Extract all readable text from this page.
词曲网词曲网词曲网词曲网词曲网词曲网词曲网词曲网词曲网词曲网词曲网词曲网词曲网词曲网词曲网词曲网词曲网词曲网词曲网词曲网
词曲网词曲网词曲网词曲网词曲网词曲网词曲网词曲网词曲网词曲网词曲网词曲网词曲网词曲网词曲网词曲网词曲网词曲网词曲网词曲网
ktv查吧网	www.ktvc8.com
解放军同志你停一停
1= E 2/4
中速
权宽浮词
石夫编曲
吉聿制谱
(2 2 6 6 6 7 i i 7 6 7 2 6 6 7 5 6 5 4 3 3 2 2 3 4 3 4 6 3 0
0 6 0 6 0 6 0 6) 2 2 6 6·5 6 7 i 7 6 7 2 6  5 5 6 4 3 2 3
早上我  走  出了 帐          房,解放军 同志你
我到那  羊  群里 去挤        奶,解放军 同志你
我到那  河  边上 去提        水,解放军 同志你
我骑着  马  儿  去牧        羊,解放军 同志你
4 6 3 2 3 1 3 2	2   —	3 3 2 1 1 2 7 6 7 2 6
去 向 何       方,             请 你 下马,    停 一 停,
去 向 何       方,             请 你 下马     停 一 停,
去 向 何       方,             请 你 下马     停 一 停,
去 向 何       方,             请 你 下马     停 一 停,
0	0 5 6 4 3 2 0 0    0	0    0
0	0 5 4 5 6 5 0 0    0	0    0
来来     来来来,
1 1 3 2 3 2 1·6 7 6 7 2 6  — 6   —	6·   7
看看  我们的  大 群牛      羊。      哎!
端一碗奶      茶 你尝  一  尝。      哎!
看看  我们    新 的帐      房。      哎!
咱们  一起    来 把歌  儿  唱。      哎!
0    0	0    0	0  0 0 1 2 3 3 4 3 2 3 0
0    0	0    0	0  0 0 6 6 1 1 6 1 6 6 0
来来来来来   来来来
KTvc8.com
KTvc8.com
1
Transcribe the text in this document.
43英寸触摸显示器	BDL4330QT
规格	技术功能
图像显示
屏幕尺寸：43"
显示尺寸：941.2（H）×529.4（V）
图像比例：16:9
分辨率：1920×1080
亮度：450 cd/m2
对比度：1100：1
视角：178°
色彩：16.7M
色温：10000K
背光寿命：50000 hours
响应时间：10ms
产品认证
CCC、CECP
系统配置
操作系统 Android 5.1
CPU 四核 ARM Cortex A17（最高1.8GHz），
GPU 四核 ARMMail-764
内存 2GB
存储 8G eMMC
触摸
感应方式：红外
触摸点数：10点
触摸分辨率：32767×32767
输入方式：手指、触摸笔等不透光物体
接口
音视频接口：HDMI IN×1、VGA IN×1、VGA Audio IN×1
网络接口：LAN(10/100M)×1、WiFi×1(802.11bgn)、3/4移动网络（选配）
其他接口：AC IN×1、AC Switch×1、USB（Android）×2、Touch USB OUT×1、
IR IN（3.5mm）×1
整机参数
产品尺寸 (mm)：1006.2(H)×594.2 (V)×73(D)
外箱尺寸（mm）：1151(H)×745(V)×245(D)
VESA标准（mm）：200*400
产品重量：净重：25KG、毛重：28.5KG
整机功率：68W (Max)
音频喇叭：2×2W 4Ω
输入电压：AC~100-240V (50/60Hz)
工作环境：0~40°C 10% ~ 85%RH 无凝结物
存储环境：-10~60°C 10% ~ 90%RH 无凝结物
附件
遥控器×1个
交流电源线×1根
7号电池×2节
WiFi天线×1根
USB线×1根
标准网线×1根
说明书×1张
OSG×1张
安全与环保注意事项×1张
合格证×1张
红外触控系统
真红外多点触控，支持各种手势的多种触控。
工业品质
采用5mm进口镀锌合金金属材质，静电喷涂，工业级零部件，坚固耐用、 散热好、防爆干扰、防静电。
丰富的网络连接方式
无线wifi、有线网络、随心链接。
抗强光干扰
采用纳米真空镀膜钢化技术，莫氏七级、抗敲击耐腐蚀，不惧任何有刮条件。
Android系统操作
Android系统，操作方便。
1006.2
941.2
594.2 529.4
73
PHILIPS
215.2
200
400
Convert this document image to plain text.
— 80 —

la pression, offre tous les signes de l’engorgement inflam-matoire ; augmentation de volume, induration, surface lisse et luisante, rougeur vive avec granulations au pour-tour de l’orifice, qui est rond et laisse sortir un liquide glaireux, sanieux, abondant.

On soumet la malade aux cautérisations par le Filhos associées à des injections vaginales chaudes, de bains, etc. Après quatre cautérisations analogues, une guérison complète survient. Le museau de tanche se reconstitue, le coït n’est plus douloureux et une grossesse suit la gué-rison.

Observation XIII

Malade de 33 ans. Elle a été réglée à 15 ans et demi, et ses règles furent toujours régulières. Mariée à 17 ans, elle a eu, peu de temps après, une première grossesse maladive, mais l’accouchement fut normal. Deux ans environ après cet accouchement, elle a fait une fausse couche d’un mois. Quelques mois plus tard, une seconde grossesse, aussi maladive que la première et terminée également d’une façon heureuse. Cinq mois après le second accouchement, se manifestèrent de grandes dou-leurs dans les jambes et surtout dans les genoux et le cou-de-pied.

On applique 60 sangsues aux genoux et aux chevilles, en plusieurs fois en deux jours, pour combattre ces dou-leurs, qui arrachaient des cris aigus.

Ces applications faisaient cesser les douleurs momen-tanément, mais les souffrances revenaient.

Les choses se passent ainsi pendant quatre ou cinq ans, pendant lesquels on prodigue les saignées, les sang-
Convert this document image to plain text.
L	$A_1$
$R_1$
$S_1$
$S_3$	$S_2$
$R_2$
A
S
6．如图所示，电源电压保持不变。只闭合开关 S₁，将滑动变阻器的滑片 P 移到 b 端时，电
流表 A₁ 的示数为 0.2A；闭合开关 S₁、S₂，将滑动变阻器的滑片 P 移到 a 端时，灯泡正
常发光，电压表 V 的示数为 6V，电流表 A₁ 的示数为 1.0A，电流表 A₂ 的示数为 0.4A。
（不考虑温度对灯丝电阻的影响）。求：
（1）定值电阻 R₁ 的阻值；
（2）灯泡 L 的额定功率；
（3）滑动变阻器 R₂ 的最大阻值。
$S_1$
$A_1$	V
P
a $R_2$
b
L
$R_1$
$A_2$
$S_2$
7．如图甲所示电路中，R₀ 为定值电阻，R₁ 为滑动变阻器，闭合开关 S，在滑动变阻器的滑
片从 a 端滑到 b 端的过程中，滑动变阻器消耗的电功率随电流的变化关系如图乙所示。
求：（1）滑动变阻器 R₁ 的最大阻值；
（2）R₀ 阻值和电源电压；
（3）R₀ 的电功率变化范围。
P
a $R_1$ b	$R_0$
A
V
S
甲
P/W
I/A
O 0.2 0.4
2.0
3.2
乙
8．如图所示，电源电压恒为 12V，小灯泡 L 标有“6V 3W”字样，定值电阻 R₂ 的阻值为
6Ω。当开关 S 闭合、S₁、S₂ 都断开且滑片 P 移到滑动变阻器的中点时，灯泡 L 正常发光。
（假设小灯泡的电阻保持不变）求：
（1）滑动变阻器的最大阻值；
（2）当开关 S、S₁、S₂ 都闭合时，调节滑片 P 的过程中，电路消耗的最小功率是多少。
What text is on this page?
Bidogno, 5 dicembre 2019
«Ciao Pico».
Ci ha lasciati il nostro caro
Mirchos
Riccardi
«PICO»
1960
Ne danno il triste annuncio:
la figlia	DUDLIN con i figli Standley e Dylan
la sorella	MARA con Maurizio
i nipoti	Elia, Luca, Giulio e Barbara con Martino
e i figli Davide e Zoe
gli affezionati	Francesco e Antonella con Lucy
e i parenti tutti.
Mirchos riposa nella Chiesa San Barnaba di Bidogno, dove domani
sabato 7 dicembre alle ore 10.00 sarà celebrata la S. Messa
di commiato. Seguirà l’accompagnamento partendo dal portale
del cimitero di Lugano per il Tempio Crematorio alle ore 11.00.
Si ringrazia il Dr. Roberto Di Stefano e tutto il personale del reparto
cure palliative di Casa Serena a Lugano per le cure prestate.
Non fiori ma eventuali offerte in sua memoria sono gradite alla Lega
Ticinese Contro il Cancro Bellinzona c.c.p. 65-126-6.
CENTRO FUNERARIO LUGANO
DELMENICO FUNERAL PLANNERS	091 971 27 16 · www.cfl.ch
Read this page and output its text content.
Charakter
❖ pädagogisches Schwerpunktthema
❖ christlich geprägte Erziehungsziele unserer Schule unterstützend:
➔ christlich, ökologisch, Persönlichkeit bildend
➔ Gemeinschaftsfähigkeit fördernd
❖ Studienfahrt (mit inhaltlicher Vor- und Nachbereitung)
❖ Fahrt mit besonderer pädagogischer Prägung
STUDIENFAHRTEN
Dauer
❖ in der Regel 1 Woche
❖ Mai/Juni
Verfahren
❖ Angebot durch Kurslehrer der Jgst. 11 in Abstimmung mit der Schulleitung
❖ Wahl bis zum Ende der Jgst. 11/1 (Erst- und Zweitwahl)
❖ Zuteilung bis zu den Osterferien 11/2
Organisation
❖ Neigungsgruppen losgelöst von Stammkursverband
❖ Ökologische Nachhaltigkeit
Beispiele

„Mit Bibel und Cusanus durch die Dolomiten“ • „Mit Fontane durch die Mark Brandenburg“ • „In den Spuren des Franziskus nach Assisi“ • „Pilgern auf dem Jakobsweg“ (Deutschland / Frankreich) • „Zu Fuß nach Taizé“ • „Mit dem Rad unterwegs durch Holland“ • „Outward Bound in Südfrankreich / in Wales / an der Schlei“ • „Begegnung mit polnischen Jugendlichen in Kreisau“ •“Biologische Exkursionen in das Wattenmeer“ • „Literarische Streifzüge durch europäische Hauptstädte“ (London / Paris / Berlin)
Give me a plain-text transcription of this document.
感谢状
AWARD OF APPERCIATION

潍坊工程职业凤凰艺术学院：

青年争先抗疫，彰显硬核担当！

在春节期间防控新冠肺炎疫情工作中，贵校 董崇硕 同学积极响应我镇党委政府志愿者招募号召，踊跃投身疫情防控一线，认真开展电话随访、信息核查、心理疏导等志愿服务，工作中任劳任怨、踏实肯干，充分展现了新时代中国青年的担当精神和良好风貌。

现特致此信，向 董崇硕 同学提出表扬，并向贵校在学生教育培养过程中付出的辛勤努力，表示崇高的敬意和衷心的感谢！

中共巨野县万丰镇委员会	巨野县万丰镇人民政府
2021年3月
——
# Task statement
Which lines in the data above contain "this"? Show each one.

# Full answer
Extract all readable text from this page.
Transcribe the text in this document.
Convert this document image to plain text.
Convert this document image to plain text.
What text is on this page?
Read this page and output its text content.
Give me a plain-text transcription of this document.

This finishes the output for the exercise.